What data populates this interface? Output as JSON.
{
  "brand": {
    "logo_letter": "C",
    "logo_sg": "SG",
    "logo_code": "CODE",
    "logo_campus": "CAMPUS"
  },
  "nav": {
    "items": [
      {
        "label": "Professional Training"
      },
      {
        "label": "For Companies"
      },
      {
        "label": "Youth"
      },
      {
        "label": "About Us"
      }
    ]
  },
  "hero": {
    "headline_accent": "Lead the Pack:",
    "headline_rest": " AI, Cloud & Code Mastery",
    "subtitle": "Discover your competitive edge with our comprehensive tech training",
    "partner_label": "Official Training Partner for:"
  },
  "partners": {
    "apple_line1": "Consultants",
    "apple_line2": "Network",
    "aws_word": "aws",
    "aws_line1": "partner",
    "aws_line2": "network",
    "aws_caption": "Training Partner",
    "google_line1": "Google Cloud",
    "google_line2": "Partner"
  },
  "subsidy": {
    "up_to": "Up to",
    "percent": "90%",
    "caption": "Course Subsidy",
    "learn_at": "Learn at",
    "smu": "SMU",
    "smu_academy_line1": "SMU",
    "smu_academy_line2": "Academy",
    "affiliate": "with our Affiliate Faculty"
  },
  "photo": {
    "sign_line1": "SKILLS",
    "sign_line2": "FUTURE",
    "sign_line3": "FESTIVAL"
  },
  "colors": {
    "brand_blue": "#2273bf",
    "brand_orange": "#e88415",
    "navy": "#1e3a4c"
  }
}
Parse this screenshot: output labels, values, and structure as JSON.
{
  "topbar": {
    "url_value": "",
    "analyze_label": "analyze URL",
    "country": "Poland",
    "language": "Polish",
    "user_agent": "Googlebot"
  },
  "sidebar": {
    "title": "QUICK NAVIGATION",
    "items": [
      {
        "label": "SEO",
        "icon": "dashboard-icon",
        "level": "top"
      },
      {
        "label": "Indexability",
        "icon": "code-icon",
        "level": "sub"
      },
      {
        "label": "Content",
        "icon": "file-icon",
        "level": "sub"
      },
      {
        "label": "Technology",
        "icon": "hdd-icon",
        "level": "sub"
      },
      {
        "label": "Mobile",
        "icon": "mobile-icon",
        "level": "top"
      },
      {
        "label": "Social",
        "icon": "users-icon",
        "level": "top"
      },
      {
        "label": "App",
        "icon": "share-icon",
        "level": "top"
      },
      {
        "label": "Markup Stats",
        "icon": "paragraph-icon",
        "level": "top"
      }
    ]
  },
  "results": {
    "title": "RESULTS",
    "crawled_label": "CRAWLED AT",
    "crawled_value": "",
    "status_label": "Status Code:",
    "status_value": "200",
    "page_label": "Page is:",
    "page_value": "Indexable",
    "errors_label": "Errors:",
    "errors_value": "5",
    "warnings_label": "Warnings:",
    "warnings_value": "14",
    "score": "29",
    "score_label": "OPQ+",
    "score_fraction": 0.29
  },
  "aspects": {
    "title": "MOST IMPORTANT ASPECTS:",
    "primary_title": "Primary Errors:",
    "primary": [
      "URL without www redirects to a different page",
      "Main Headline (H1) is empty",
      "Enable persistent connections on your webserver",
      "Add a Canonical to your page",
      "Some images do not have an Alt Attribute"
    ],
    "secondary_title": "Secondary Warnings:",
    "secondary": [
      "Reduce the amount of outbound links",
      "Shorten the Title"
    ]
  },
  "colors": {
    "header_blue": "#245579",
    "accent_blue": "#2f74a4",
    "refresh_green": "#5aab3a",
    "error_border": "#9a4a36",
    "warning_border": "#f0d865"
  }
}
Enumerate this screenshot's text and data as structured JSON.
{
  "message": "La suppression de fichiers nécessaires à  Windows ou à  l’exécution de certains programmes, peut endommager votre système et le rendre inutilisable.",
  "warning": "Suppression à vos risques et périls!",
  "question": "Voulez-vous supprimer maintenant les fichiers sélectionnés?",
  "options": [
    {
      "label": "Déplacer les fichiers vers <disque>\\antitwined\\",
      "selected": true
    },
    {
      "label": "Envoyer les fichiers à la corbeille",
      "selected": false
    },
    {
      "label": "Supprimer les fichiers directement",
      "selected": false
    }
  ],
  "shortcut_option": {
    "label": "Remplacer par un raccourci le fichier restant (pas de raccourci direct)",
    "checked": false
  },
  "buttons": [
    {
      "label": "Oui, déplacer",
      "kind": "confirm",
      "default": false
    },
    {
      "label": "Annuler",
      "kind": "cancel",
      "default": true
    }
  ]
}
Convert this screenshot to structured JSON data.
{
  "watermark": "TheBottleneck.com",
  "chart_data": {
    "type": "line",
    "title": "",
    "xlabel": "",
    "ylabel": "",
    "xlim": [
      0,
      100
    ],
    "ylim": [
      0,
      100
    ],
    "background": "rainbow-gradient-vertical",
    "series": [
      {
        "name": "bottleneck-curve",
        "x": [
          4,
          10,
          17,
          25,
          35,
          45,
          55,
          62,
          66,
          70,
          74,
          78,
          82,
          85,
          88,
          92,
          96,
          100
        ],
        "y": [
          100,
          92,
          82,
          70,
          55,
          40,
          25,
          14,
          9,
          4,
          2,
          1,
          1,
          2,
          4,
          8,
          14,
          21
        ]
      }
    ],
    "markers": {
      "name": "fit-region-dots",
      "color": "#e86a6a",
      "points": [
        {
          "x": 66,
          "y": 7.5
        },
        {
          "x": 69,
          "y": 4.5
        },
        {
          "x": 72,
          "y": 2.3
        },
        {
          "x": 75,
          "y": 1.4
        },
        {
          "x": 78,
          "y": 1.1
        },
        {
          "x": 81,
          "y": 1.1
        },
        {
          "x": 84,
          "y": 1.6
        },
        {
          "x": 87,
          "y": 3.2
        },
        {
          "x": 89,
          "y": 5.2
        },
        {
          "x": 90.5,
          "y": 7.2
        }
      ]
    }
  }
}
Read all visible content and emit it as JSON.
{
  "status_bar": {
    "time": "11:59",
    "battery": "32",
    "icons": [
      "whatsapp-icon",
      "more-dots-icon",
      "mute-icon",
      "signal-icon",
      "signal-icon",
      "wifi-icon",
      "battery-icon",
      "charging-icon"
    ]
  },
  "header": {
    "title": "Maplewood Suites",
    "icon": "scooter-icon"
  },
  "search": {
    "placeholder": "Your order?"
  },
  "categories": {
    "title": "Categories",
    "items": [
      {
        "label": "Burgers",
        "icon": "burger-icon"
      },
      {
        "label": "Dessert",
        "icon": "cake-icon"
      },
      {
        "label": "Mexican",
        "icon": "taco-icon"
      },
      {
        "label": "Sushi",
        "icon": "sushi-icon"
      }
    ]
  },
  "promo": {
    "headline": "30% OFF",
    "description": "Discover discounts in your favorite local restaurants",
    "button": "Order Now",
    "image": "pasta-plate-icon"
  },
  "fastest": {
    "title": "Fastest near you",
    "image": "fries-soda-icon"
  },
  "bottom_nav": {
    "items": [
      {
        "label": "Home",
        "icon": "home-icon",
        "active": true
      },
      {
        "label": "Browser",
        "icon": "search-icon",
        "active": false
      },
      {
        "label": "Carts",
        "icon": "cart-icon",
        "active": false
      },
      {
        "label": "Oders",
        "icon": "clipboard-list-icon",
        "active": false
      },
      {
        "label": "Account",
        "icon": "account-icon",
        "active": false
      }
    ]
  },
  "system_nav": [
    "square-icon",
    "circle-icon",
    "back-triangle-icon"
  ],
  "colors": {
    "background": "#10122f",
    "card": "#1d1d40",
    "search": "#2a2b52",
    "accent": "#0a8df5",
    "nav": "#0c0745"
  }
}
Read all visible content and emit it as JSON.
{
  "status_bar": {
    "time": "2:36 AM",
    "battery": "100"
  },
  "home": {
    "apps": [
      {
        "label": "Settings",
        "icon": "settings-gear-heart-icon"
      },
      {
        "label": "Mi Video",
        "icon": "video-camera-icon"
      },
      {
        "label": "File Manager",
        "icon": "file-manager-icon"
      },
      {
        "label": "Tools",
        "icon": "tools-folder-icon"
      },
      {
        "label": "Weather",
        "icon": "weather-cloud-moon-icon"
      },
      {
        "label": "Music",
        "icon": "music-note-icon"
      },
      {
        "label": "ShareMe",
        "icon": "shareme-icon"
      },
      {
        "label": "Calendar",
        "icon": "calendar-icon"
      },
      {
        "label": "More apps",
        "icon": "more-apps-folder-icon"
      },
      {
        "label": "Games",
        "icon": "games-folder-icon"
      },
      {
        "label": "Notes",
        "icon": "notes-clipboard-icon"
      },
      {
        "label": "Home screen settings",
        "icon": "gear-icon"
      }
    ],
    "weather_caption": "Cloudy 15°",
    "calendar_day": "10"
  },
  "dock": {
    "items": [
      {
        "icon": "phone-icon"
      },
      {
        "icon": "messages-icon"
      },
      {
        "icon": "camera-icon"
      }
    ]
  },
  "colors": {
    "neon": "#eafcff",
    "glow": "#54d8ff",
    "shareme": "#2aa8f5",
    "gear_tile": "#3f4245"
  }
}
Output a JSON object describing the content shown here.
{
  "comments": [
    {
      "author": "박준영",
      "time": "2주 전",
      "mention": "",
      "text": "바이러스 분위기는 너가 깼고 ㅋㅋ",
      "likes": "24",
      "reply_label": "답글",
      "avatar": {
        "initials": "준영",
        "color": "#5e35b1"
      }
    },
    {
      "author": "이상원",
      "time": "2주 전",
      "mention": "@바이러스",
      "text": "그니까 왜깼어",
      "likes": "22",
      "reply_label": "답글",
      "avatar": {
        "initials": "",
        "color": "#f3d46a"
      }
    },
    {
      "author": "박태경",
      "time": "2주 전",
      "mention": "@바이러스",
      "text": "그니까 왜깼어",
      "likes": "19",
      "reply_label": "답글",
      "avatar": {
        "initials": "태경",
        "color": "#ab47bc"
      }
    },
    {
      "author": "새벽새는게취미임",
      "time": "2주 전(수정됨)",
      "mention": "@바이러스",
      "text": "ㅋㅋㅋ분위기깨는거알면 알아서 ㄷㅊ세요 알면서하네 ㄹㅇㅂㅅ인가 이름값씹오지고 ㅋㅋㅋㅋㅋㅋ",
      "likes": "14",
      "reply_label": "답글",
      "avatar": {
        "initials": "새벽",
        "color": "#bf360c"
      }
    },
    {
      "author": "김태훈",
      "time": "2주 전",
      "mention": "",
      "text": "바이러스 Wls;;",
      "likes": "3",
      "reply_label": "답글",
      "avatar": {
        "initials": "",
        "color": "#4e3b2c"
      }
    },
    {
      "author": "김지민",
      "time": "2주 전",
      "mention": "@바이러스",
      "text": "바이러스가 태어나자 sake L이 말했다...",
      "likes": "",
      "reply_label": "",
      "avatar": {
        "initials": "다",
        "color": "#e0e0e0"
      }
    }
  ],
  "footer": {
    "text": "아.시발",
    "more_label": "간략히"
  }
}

Task statement: Repeat exactly the lines above, starting with the line that contains "Output a JSON" and ending with the last line, both included, and nothing else.

Reply to the task:
Output a JSON object describing the content shown here.
{
  "comments": [
    {
      "author": "박준영",
      "time": "2주 전",
      "mention": "",
      "text": "바이러스 분위기는 너가 깼고 ㅋㅋ",
      "likes": "24",
      "reply_label": "답글",
      "avatar": {
        "initials": "준영",
        "color": "#5e35b1"
      }
    },
    {
      "author": "이상원",
      "time": "2주 전",
      "mention": "@바이러스",
      "text": "그니까 왜깼어",
      "likes": "22",
      "reply_label": "답글",
      "avatar": {
        "initials": "",
        "color": "#f3d46a"
      }
    },
    {
      "author": "박태경",
      "time": "2주 전",
      "mention": "@바이러스",
      "text": "그니까 왜깼어",
      "likes": "19",
      "reply_label": "답글",
      "avatar": {
        "initials": "태경",
        "color": "#ab47bc"
      }
    },
    {
      "author": "새벽새는게취미임",
      "time": "2주 전(수정됨)",
      "mention": "@바이러스",
      "text": "ㅋㅋㅋ분위기깨는거알면 알아서 ㄷㅊ세요 알면서하네 ㄹㅇㅂㅅ인가 이름값씹오지고 ㅋㅋㅋㅋㅋㅋ",
      "likes": "14",
      "reply_label": "답글",
      "avatar": {
        "initials": "새벽",
        "color": "#bf360c"
      }
    },
    {
      "author": "김태훈",
      "time": "2주 전",
      "mention": "",
      "text": "바이러스 Wls;;",
      "likes": "3",
      "reply_label": "답글",
      "avatar": {
        "initials": "",
        "color": "#4e3b2c"
      }
    },
    {
      "author": "김지민",
      "time": "2주 전",
      "mention": "@바이러스",
      "text": "바이러스가 태어나자 sake L이 말했다...",
      "likes": "",
      "reply_label": "",
      "avatar": {
        "initials": "다",
        "color": "#e0e0e0"
      }
    }
  ],
  "footer": {
    "text": "아.시발",
    "more_label": "간략히"
  }
}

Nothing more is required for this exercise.